Saved data entries
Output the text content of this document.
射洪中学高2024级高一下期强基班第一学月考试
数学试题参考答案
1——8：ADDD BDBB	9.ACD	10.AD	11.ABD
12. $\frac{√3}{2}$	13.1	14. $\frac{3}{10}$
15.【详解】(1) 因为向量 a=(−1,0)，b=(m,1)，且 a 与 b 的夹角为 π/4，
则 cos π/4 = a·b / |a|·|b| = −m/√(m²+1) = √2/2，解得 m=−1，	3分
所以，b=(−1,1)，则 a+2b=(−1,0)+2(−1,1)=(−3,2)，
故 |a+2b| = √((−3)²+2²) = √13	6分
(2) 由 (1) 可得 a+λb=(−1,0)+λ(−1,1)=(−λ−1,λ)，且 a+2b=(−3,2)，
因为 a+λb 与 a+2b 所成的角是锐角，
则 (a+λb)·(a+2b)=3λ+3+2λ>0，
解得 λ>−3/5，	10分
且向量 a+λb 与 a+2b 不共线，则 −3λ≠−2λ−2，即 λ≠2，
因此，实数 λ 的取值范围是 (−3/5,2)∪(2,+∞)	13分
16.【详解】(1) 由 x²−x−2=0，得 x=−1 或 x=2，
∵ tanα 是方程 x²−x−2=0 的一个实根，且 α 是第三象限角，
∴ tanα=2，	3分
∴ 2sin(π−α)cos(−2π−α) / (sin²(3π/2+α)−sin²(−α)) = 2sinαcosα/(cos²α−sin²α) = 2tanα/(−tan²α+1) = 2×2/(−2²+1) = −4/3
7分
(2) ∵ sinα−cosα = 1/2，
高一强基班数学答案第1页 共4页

Instructions for the task: Transcribe the material exactly as it reads.

Worked answer:
Output the text content of this document.
射洪中学高2024级高一下期强基班第一学月考试
数学试题参考答案
1——8：ADDD BDBB	9.ACD	10.AD	11.ABD
12. $\frac{√3}{2}$	13.1	14. $\frac{3}{10}$
15.【详解】(1) 因为向量 a=(−1,0)，b=(m,1)，且 a 与 b 的夹角为 π/4，
则 cos π/4 = a·b / |a|·|b| = −m/√(m²+1) = √2/2，解得 m=−1，	3分
所以，b=(−1,1)，则 a+2b=(−1,0)+2(−1,1)=(−3,2)，
故 |a+2b| = √((−3)²+2²) = √13	6分
(2) 由 (1) 可得 a+λb=(−1,0)+λ(−1,1)=(−λ−1,λ)，且 a+2b=(−3,2)，
因为 a+λb 与 a+2b 所成的角是锐角，
则 (a+λb)·(a+2b)=3λ+3+2λ>0，
解得 λ>−3/5，	10分
且向量 a+λb 与 a+2b 不共线，则 −3λ≠−2λ−2，即 λ≠2，
因此，实数 λ 的取值范围是 (−3/5,2)∪(2,+∞)	13分
16.【详解】(1) 由 x²−x−2=0，得 x=−1 或 x=2，
∵ tanα 是方程 x²−x−2=0 的一个实根，且 α 是第三象限角，
∴ tanα=2，	3分
∴ 2sin(π−α)cos(−2π−α) / (sin²(3π/2+α)−sin²(−α)) = 2sinαcosα/(cos²α−sin²α) = 2tanα/(−tan²α+1) = 2×2/(−2²+1) = −4/3
7分
(2) ∵ sinα−cosα = 1/2，
高一强基班数学答案第1页 共4页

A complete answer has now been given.